▸ **Goal**: Your copy of the material below should match it exactly, except that it holds no pictures.

▸ **Data entries**:

++++

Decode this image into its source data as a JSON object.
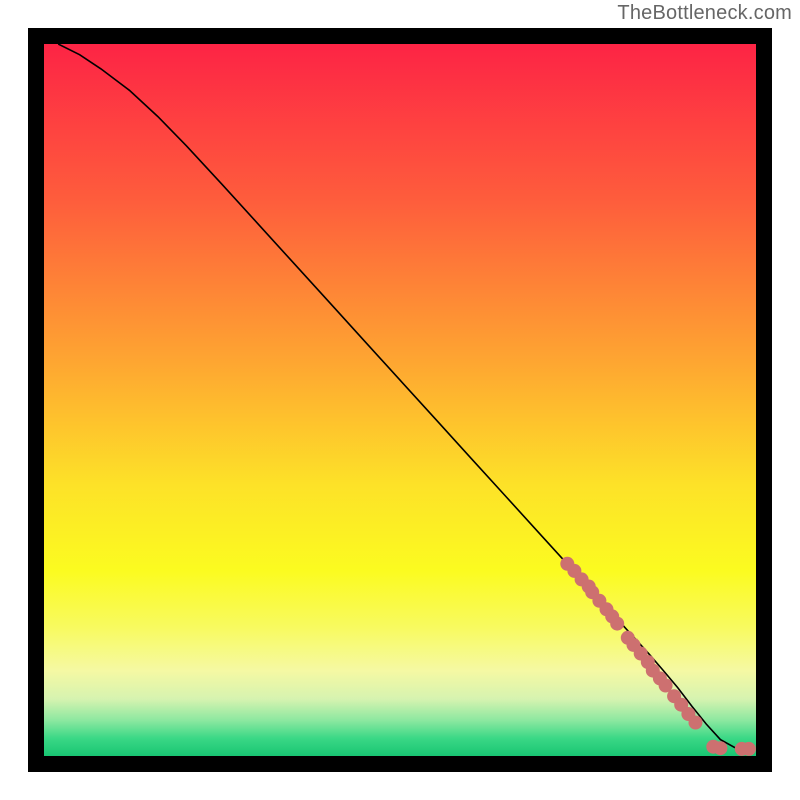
{
  "attribution": "TheBottleneck.com",
  "chart_data": {
    "type": "line",
    "title": "",
    "xlabel": "",
    "ylabel": "",
    "xlim": [
      0,
      100
    ],
    "ylim": [
      0,
      100
    ],
    "grid": false,
    "legend": false,
    "series": [
      {
        "name": "curve",
        "type": "line",
        "color": "#000000",
        "x": [
          2,
          5,
          8,
          12,
          16,
          20,
          25,
          30,
          35,
          40,
          45,
          50,
          55,
          60,
          65,
          70,
          73,
          76,
          79,
          82,
          85,
          87,
          89,
          91,
          93,
          95,
          97,
          99
        ],
        "y": [
          100,
          98.5,
          96.5,
          93.5,
          89.8,
          85.7,
          80.3,
          74.8,
          69.3,
          63.8,
          58.3,
          52.8,
          47.3,
          41.8,
          36.3,
          30.8,
          27.5,
          24.2,
          20.9,
          17.6,
          14.3,
          12.0,
          9.6,
          7.0,
          4.5,
          2.3,
          1.2,
          1.0
        ]
      },
      {
        "name": "markers",
        "type": "scatter",
        "color": "#cd7070",
        "x": [
          73.5,
          74.5,
          75.5,
          76.5,
          77.0,
          78.0,
          79.0,
          79.8,
          80.5,
          82.0,
          82.8,
          83.8,
          84.8,
          85.5,
          86.5,
          87.3,
          88.5,
          89.5,
          90.5,
          91.5,
          94.0,
          95.0,
          98.0,
          99.0
        ],
        "y": [
          27.0,
          26.0,
          24.8,
          23.8,
          23.0,
          21.8,
          20.6,
          19.6,
          18.6,
          16.6,
          15.6,
          14.4,
          13.2,
          12.0,
          10.9,
          9.9,
          8.4,
          7.2,
          5.9,
          4.7,
          1.3,
          1.1,
          1.0,
          1.0
        ]
      }
    ],
    "background_gradient": {
      "stops": [
        {
          "pct": 0,
          "color": "#fd2445"
        },
        {
          "pct": 22,
          "color": "#fe5d3c"
        },
        {
          "pct": 45,
          "color": "#fea731"
        },
        {
          "pct": 62,
          "color": "#fde228"
        },
        {
          "pct": 74,
          "color": "#fbfb20"
        },
        {
          "pct": 82,
          "color": "#f8fa60"
        },
        {
          "pct": 88,
          "color": "#f5f9a3"
        },
        {
          "pct": 92,
          "color": "#d6f3b0"
        },
        {
          "pct": 95,
          "color": "#8ce8a0"
        },
        {
          "pct": 97.5,
          "color": "#3bd886"
        },
        {
          "pct": 100,
          "color": "#18c572"
        }
      ]
    }
  }
}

++++

▸ **Solved exercise**:
Decode this image into its source data as a JSON object.
{
  "attribution": "TheBottleneck.com",
  "chart_data": {
    "type": "line",
    "title": "",
    "xlabel": "",
    "ylabel": "",
    "xlim": [
      0,
      100
    ],
    "ylim": [
      0,
      100
    ],
    "grid": false,
    "legend": false,
    "series": [
      {
        "name": "curve",
        "type": "line",
        "color": "#000000",
        "x": [
          2,
          5,
          8,
          12,
          16,
          20,
          25,
          30,
          35,
          40,
          45,
          50,
          55,
          60,
          65,
          70,
          73,
          76,
          79,
          82,
          85,
          87,
          89,
          91,
          93,
          95,
          97,
          99
        ],
        "y": [
          100,
          98.5,
          96.5,
          93.5,
          89.8,
          85.7,
          80.3,
          74.8,
          69.3,
          63.8,
          58.3,
          52.8,
          47.3,
          41.8,
          36.3,
          30.8,
          27.5,
          24.2,
          20.9,
          17.6,
          14.3,
          12.0,
          9.6,
          7.0,
          4.5,
          2.3,
          1.2,
          1.0
        ]
      },
      {
        "name": "markers",
        "type": "scatter",
        "color": "#cd7070",
        "x": [
          73.5,
          74.5,
          75.5,
          76.5,
          77.0,
          78.0,
          79.0,
          79.8,
          80.5,
          82.0,
          82.8,
          83.8,
          84.8,
          85.5,
          86.5,
          87.3,
          88.5,
          89.5,
          90.5,
          91.5,
          94.0,
          95.0,
          98.0,
          99.0
        ],
        "y": [
          27.0,
          26.0,
          24.8,
          23.8,
          23.0,
          21.8,
          20.6,
          19.6,
          18.6,
          16.6,
          15.6,
          14.4,
          13.2,
          12.0,
          10.9,
          9.9,
          8.4,
          7.2,
          5.9,
          4.7,
          1.3,
          1.1,
          1.0,
          1.0
        ]
      }
    ],
    "background_gradient": {
      "stops": [
        {
          "pct": 0,
          "color": "#fd2445"
        },
        {
          "pct": 22,
          "color": "#fe5d3c"
        },
        {
          "pct": 45,
          "color": "#fea731"
        },
        {
          "pct": 62,
          "color": "#fde228"
        },
        {
          "pct": 74,
          "color": "#fbfb20"
        },
        {
          "pct": 82,
          "color": "#f8fa60"
        },
        {
          "pct": 88,
          "color": "#f5f9a3"
        },
        {
          "pct": 92,
          "color": "#d6f3b0"
        },
        {
          "pct": 95,
          "color": "#8ce8a0"
        },
        {
          "pct": 97.5,
          "color": "#3bd886"
        },
        {
          "pct": 100,
          "color": "#18c572"
        }
      ]
    }
  }
}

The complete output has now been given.